[Recorded data]
============

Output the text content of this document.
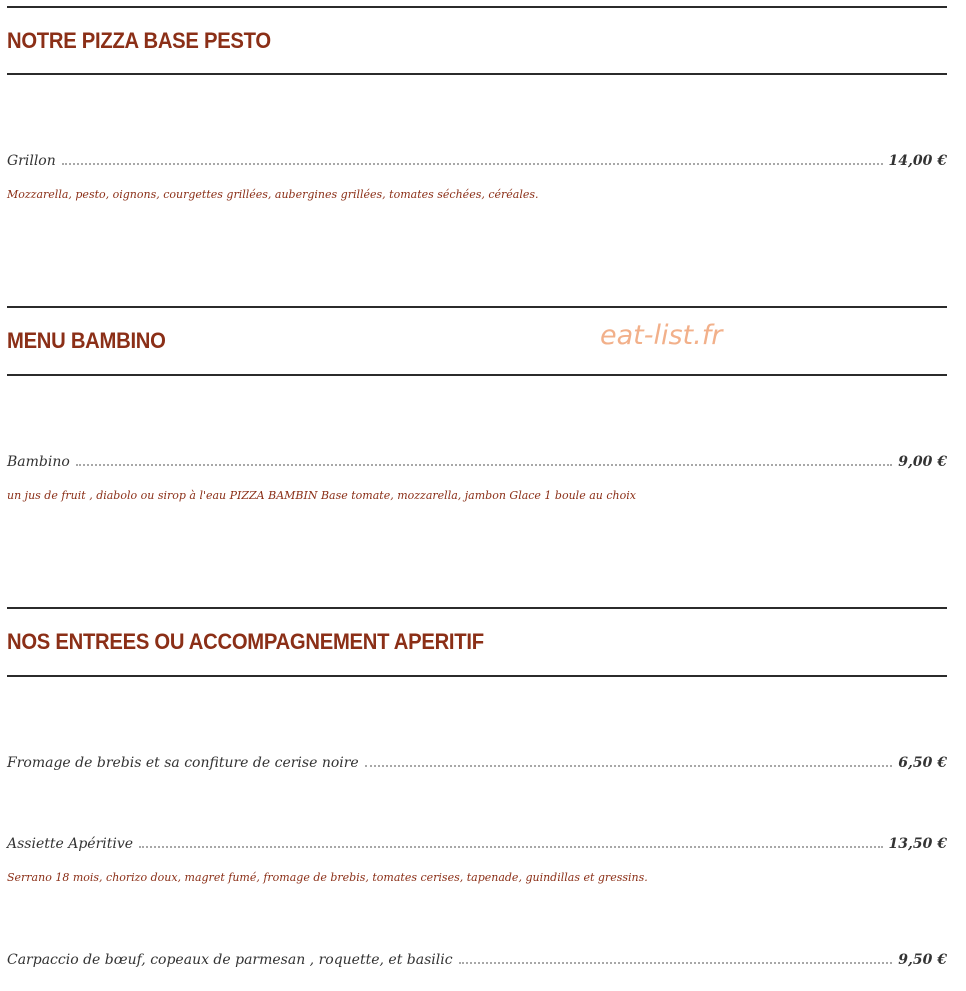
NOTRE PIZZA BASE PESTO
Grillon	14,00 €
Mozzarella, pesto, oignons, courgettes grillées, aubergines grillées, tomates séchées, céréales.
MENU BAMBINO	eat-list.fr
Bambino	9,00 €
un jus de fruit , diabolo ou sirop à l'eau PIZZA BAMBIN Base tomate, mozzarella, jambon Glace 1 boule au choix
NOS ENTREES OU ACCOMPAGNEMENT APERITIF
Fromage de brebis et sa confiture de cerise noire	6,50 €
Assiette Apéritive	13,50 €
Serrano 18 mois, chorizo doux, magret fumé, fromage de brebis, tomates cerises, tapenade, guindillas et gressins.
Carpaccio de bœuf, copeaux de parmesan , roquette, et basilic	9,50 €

============

The request
For each line in the data above that contains the string "PIZZA", extract the line.

The response
NOTRE PIZZA BASE PESTO
un jus de fruit , diabolo ou sirop à l'eau PIZZA BAMBIN Base tomate, mozzarella, jambon Glace 1 boule au choix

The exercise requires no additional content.